Aim>
Pictures should be excluded; otherwise, copy every entry exactly.

Provided data>
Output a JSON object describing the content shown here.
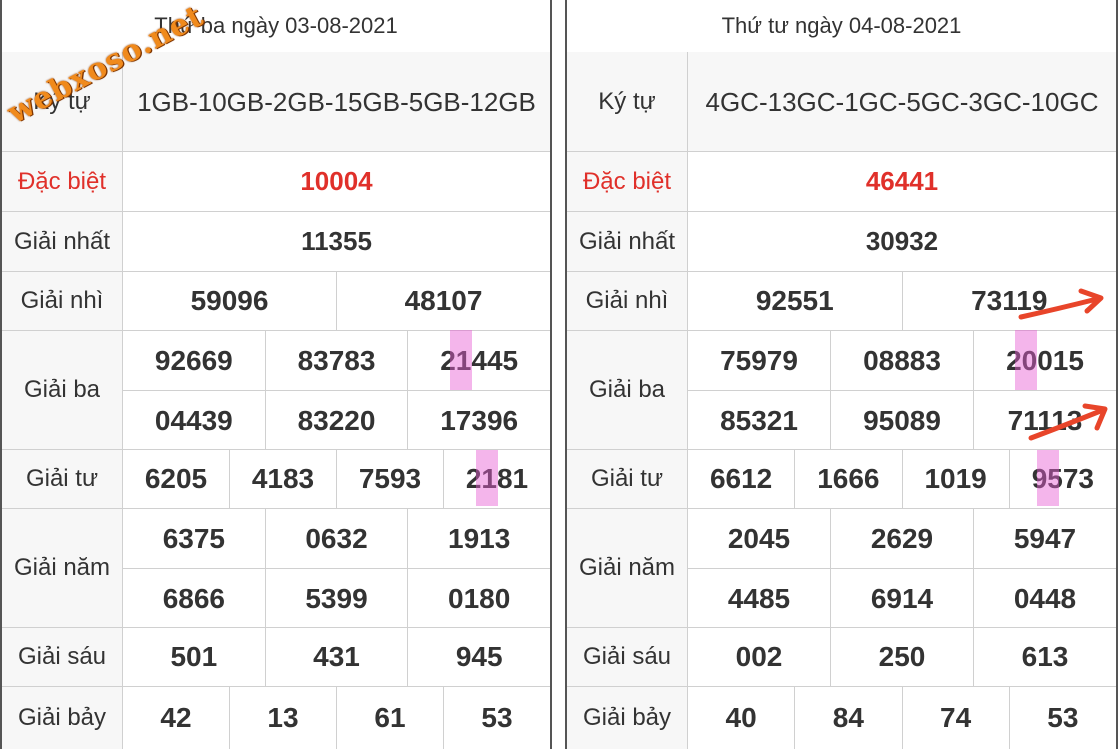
{
  "watermark": "webxoso.net",
  "left": {
    "header": "Thứ ba ngày 03-08-2021",
    "ky_tu": {
      "label": "Ký tự",
      "value": "1GB-10GB-2GB-15GB-5GB-12GB"
    },
    "dac_biet": {
      "label": "Đặc biệt",
      "value": "10004"
    },
    "giai_nhat": {
      "label": "Giải nhất",
      "value": "11355"
    },
    "giai_nhi": {
      "label": "Giải nhì",
      "values": [
        "59096",
        "48107"
      ]
    },
    "giai_ba": {
      "label": "Giải ba",
      "values": [
        "92669",
        "83783",
        "21445",
        "04439",
        "83220",
        "17396"
      ]
    },
    "giai_tu": {
      "label": "Giải tư",
      "values": [
        "6205",
        "4183",
        "7593",
        "2181"
      ]
    },
    "giai_nam": {
      "label": "Giải năm",
      "values": [
        "6375",
        "0632",
        "1913",
        "6866",
        "5399",
        "0180"
      ]
    },
    "giai_sau": {
      "label": "Giải sáu",
      "values": [
        "501",
        "431",
        "945"
      ]
    },
    "giai_bay": {
      "label": "Giải bảy",
      "values": [
        "42",
        "13",
        "61",
        "53"
      ]
    }
  },
  "right": {
    "header": "Thứ tư ngày 04-08-2021",
    "ky_tu": {
      "label": "Ký tự",
      "value": "4GC-13GC-1GC-5GC-3GC-10GC"
    },
    "dac_biet": {
      "label": "Đặc biệt",
      "value": "46441"
    },
    "giai_nhat": {
      "label": "Giải nhất",
      "value": "30932"
    },
    "giai_nhi": {
      "label": "Giải nhì",
      "values": [
        "92551",
        "73119"
      ]
    },
    "giai_ba": {
      "label": "Giải ba",
      "values": [
        "75979",
        "08883",
        "20015",
        "85321",
        "95089",
        "71113"
      ]
    },
    "giai_tu": {
      "label": "Giải tư",
      "values": [
        "6612",
        "1666",
        "1019",
        "9573"
      ]
    },
    "giai_nam": {
      "label": "Giải năm",
      "values": [
        "2045",
        "2629",
        "5947",
        "4485",
        "6914",
        "0448"
      ]
    },
    "giai_sau": {
      "label": "Giải sáu",
      "values": [
        "002",
        "250",
        "613"
      ]
    },
    "giai_bay": {
      "label": "Giải bảy",
      "values": [
        "40",
        "84",
        "74",
        "53"
      ]
    }
  },
  "colors": {
    "red": "#e0302a",
    "highlight": "#e65ad2",
    "arrow": "#e8452a",
    "watermark": "#f08a1c"
  }
}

Solution to this exercise>
Output a JSON object describing the content shown here.
{
  "watermark": "webxoso.net",
  "left": {
    "header": "Thứ ba ngày 03-08-2021",
    "ky_tu": {
      "label": "Ký tự",
      "value": "1GB-10GB-2GB-15GB-5GB-12GB"
    },
    "dac_biet": {
      "label": "Đặc biệt",
      "value": "10004"
    },
    "giai_nhat": {
      "label": "Giải nhất",
      "value": "11355"
    },
    "giai_nhi": {
      "label": "Giải nhì",
      "values": [
        "59096",
        "48107"
      ]
    },
    "giai_ba": {
      "label": "Giải ba",
      "values": [
        "92669",
        "83783",
        "21445",
        "04439",
        "83220",
        "17396"
      ]
    },
    "giai_tu": {
      "label": "Giải tư",
      "values": [
        "6205",
        "4183",
        "7593",
        "2181"
      ]
    },
    "giai_nam": {
      "label": "Giải năm",
      "values": [
        "6375",
        "0632",
        "1913",
        "6866",
        "5399",
        "0180"
      ]
    },
    "giai_sau": {
      "label": "Giải sáu",
      "values": [
        "501",
        "431",
        "945"
      ]
    },
    "giai_bay": {
      "label": "Giải bảy",
      "values": [
        "42",
        "13",
        "61",
        "53"
      ]
    }
  },
  "right": {
    "header": "Thứ tư ngày 04-08-2021",
    "ky_tu": {
      "label": "Ký tự",
      "value": "4GC-13GC-1GC-5GC-3GC-10GC"
    },
    "dac_biet": {
      "label": "Đặc biệt",
      "value": "46441"
    },
    "giai_nhat": {
      "label": "Giải nhất",
      "value": "30932"
    },
    "giai_nhi": {
      "label": "Giải nhì",
      "values": [
        "92551",
        "73119"
      ]
    },
    "giai_ba": {
      "label": "Giải ba",
      "values": [
        "75979",
        "08883",
        "20015",
        "85321",
        "95089",
        "71113"
      ]
    },
    "giai_tu": {
      "label": "Giải tư",
      "values": [
        "6612",
        "1666",
        "1019",
        "9573"
      ]
    },
    "giai_nam": {
      "label": "Giải năm",
      "values": [
        "2045",
        "2629",
        "5947",
        "4485",
        "6914",
        "0448"
      ]
    },
    "giai_sau": {
      "label": "Giải sáu",
      "values": [
        "002",
        "250",
        "613"
      ]
    },
    "giai_bay": {
      "label": "Giải bảy",
      "values": [
        "40",
        "84",
        "74",
        "53"
      ]
    }
  },
  "colors": {
    "red": "#e0302a",
    "highlight": "#e65ad2",
    "arrow": "#e8452a",
    "watermark": "#f08a1c"
  }
}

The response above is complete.